#### [Exercise directions]
Report how many lines in the records below contain the word "name". Give only the number.

********

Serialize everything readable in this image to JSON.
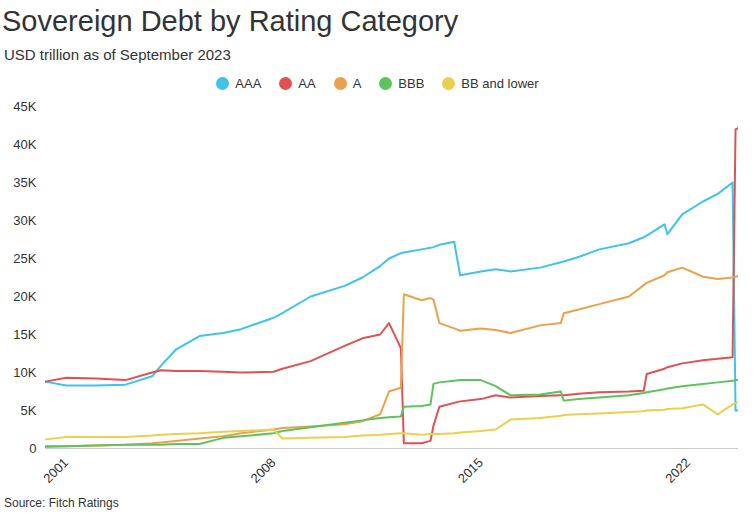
{
  "chart_data": {
    "type": "line",
    "title": "Sovereign Debt by Rating Category",
    "subtitle": "USD trillion as of September 2023",
    "source": "Source: Fitch Ratings",
    "legend": "top",
    "grid": false,
    "x": [
      2000.3,
      2001,
      2002,
      2003,
      2003.9,
      2004.2,
      2004.7,
      2005.5,
      2006.3,
      2006.9,
      2008,
      2008.3,
      2009.25,
      2010.4,
      2011,
      2011.6,
      2011.9,
      2012.3,
      2012.4,
      2013,
      2013.3,
      2013.4,
      2013.6,
      2014.1,
      2014.3,
      2015,
      2015.5,
      2016,
      2017,
      2017.7,
      2017.8,
      2018.3,
      2019,
      2020,
      2020.5,
      2020.6,
      2021.2,
      2021.3,
      2021.8,
      2022.5,
      2023,
      2023.5,
      2023.6,
      2023.7
    ],
    "xlim": [
      2000.3,
      2023.7
    ],
    "xticks": [
      2001,
      2008,
      2015,
      2022
    ],
    "ylim": [
      0,
      45000
    ],
    "yticks": [
      0,
      {
        "value": 5000,
        "label": "5K"
      },
      {
        "value": 10000,
        "label": "10K"
      },
      {
        "value": 15000,
        "label": "15K"
      },
      {
        "value": 20000,
        "label": "20K"
      },
      {
        "value": 25000,
        "label": "25K"
      },
      {
        "value": 30000,
        "label": "30K"
      },
      {
        "value": 35000,
        "label": "35K"
      },
      {
        "value": 40000,
        "label": "40K"
      },
      {
        "value": 45000,
        "label": "45K"
      }
    ],
    "series": [
      {
        "name": "AAA",
        "color": "#3fc3ea",
        "values": [
          8800,
          8300,
          8300,
          8400,
          9500,
          10900,
          13000,
          14800,
          15200,
          15700,
          17200,
          17800,
          20000,
          21400,
          22500,
          24000,
          25000,
          25700,
          25800,
          26200,
          26400,
          26500,
          26800,
          27200,
          22800,
          23300,
          23600,
          23300,
          23800,
          24500,
          24600,
          25200,
          26200,
          27000,
          27800,
          28000,
          29500,
          28200,
          30800,
          32500,
          33500,
          35000,
          5000,
          5000
        ]
      },
      {
        "name": "AA",
        "color": "#e05252",
        "values": [
          8800,
          9300,
          9200,
          9000,
          10000,
          10300,
          10200,
          10200,
          10100,
          10000,
          10100,
          10500,
          11500,
          13500,
          14500,
          15000,
          16500,
          13200,
          700,
          700,
          1000,
          3000,
          5500,
          6000,
          6200,
          6500,
          7000,
          6700,
          6900,
          7000,
          7000,
          7200,
          7400,
          7500,
          7600,
          9800,
          10500,
          10700,
          11200,
          11600,
          11800,
          12000,
          42000,
          42200
        ]
      },
      {
        "name": "A",
        "color": "#e9a24b",
        "values": [
          200,
          300,
          400,
          500,
          700,
          800,
          1000,
          1300,
          1600,
          2000,
          2500,
          2700,
          2900,
          3200,
          3600,
          4500,
          7500,
          8000,
          20300,
          19500,
          19800,
          19600,
          16500,
          15800,
          15500,
          15800,
          15600,
          15200,
          16200,
          16500,
          17800,
          18300,
          19000,
          20000,
          21500,
          21800,
          22800,
          23200,
          23800,
          22600,
          22300,
          22500,
          22600,
          22700
        ]
      },
      {
        "name": "BBB",
        "color": "#5ec35c",
        "values": [
          300,
          300,
          400,
          500,
          500,
          500,
          600,
          600,
          1400,
          1600,
          2000,
          2300,
          2800,
          3400,
          3700,
          4000,
          4100,
          4200,
          5500,
          5600,
          5800,
          8500,
          8700,
          8900,
          9000,
          9000,
          8200,
          7000,
          7100,
          7500,
          6300,
          6500,
          6700,
          7000,
          7300,
          7400,
          7800,
          7900,
          8200,
          8500,
          8700,
          8900,
          9000,
          9000
        ]
      },
      {
        "name": "BB and lower",
        "color": "#ebd04b",
        "values": [
          1200,
          1500,
          1500,
          1500,
          1700,
          1800,
          1900,
          2000,
          2200,
          2300,
          2500,
          1300,
          1400,
          1500,
          1700,
          1800,
          1900,
          2000,
          2000,
          1800,
          1900,
          1900,
          1900,
          2000,
          2100,
          2300,
          2500,
          3800,
          4000,
          4300,
          4400,
          4500,
          4600,
          4800,
          4900,
          5000,
          5100,
          5200,
          5300,
          5800,
          4500,
          5800,
          6000,
          6100
        ]
      }
    ]
  }
}
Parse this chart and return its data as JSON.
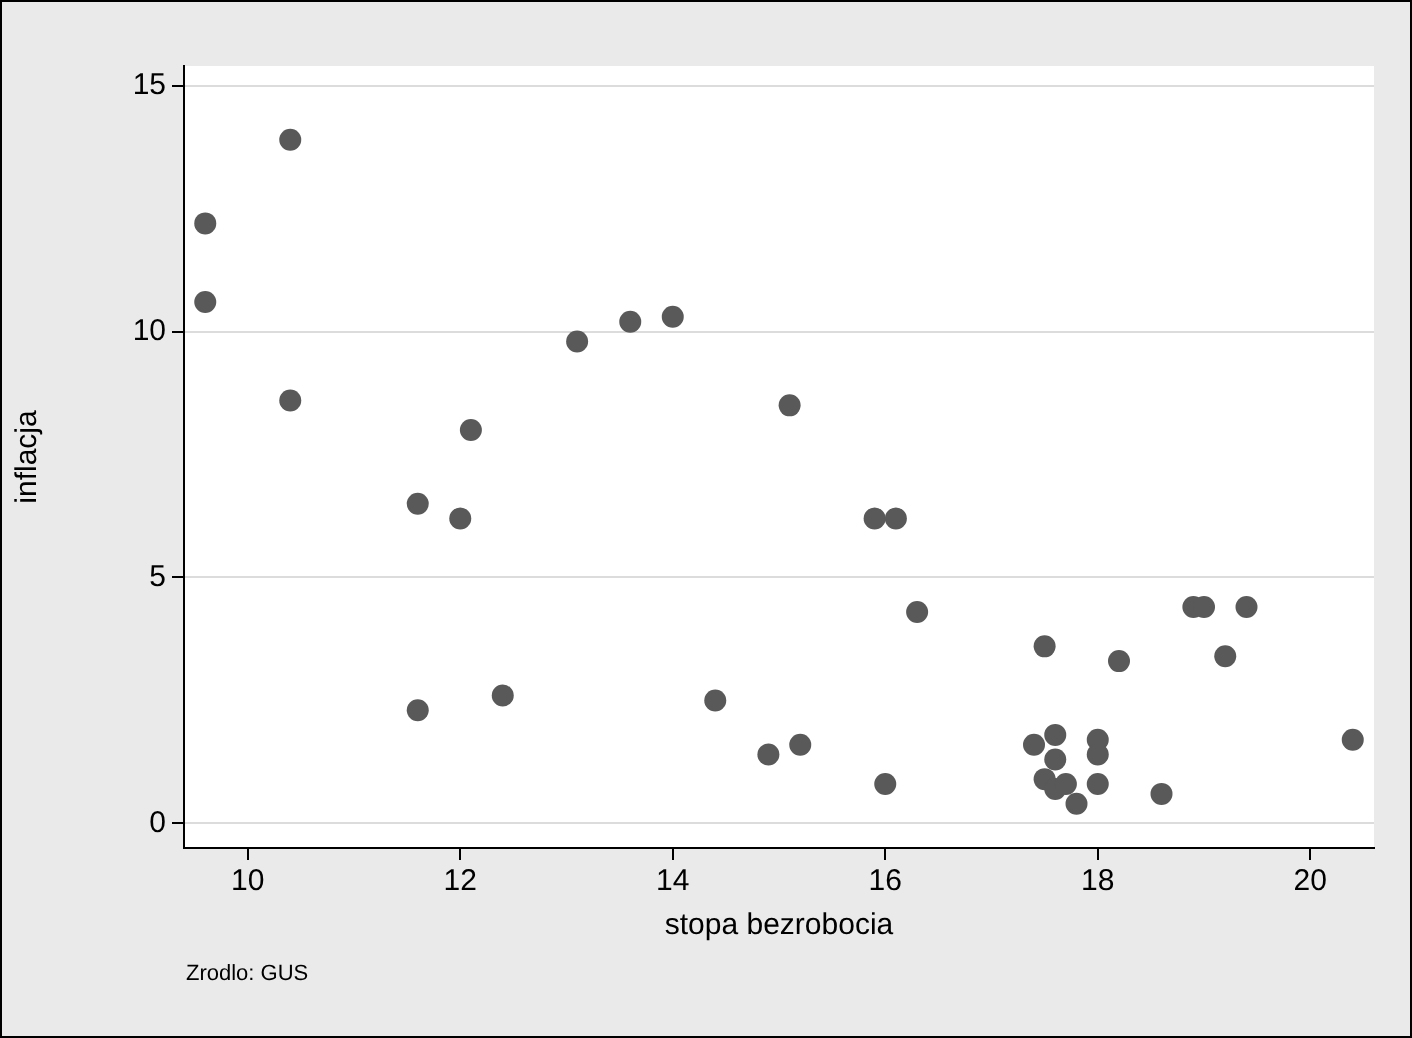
{
  "chart_data": {
    "type": "scatter",
    "xlabel": "stopa bezrobocia",
    "ylabel": "inflacja",
    "annotations": [
      "Zrodlo: GUS"
    ],
    "xlim": [
      9.4,
      20.6
    ],
    "xticks": [
      10,
      12,
      14,
      16,
      18,
      20
    ],
    "ylim": [
      -0.5,
      15.4
    ],
    "yticks": [
      0,
      5,
      10,
      15
    ],
    "grid": "y",
    "legend": false,
    "marker": "circle",
    "series": [
      {
        "color": "#595959",
        "x": [
          9.6,
          9.6,
          10.4,
          10.4,
          11.6,
          12.0,
          12.1,
          11.6,
          12.4,
          13.1,
          13.6,
          14.0,
          14.4,
          15.1,
          15.9,
          16.1,
          16.3,
          17.5,
          18.2,
          18.9,
          19.0,
          19.4,
          19.2,
          14.9,
          15.2,
          16.0,
          17.4,
          17.6,
          17.6,
          17.5,
          17.6,
          17.7,
          17.8,
          18.0,
          18.0,
          18.0,
          18.6,
          20.4
        ],
        "values": [
          12.2,
          10.6,
          13.9,
          8.6,
          6.5,
          6.2,
          8.0,
          2.3,
          2.6,
          9.8,
          10.2,
          10.3,
          2.5,
          8.5,
          6.2,
          6.2,
          4.3,
          3.6,
          3.3,
          4.4,
          4.4,
          4.4,
          3.4,
          1.4,
          1.6,
          0.8,
          1.6,
          1.8,
          1.3,
          0.9,
          0.7,
          0.8,
          0.4,
          1.7,
          1.4,
          0.8,
          0.6,
          1.7
        ]
      }
    ]
  }
}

********

#### [Full answer]
5